Exercise description >> Transcribe each record exactly. Include every one.

[Data records]
────────────────
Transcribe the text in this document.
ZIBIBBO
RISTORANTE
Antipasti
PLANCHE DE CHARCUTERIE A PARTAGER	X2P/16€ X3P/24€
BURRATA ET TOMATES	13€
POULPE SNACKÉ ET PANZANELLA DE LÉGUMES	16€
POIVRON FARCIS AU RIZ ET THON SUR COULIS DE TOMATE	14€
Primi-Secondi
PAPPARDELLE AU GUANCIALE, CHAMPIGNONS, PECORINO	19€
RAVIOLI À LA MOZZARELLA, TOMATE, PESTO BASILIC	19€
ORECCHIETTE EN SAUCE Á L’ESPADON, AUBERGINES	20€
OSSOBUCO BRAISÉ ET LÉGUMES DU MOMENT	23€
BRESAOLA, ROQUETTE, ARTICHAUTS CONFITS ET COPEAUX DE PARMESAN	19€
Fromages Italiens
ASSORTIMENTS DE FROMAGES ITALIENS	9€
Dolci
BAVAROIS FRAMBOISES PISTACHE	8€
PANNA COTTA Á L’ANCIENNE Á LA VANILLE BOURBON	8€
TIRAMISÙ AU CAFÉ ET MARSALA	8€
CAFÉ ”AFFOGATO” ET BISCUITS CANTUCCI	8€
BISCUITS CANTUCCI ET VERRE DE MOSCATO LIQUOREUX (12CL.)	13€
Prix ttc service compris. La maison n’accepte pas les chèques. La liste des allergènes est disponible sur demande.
────────────────
Answer to the exercise >>
Transcribe the text in this document.
ZIBIBBO
RISTORANTE
Antipasti
PLANCHE DE CHARCUTERIE A PARTAGER	X2P/16€ X3P/24€
BURRATA ET TOMATES	13€
POULPE SNACKÉ ET PANZANELLA DE LÉGUMES	16€
POIVRON FARCIS AU RIZ ET THON SUR COULIS DE TOMATE	14€
Primi-Secondi
PAPPARDELLE AU GUANCIALE, CHAMPIGNONS, PECORINO	19€
RAVIOLI À LA MOZZARELLA, TOMATE, PESTO BASILIC	19€
ORECCHIETTE EN SAUCE Á L’ESPADON, AUBERGINES	20€
OSSOBUCO BRAISÉ ET LÉGUMES DU MOMENT	23€
BRESAOLA, ROQUETTE, ARTICHAUTS CONFITS ET COPEAUX DE PARMESAN	19€
Fromages Italiens
ASSORTIMENTS DE FROMAGES ITALIENS	9€
Dolci
BAVAROIS FRAMBOISES PISTACHE	8€
PANNA COTTA Á L’ANCIENNE Á LA VANILLE BOURBON	8€
TIRAMISÙ AU CAFÉ ET MARSALA	8€
CAFÉ ”AFFOGATO” ET BISCUITS CANTUCCI	8€
BISCUITS CANTUCCI ET VERRE DE MOSCATO LIQUOREUX (12CL.)	13€
Prix ttc service compris. La maison n’accepte pas les chèques. La liste des allergènes est disponible sur demande.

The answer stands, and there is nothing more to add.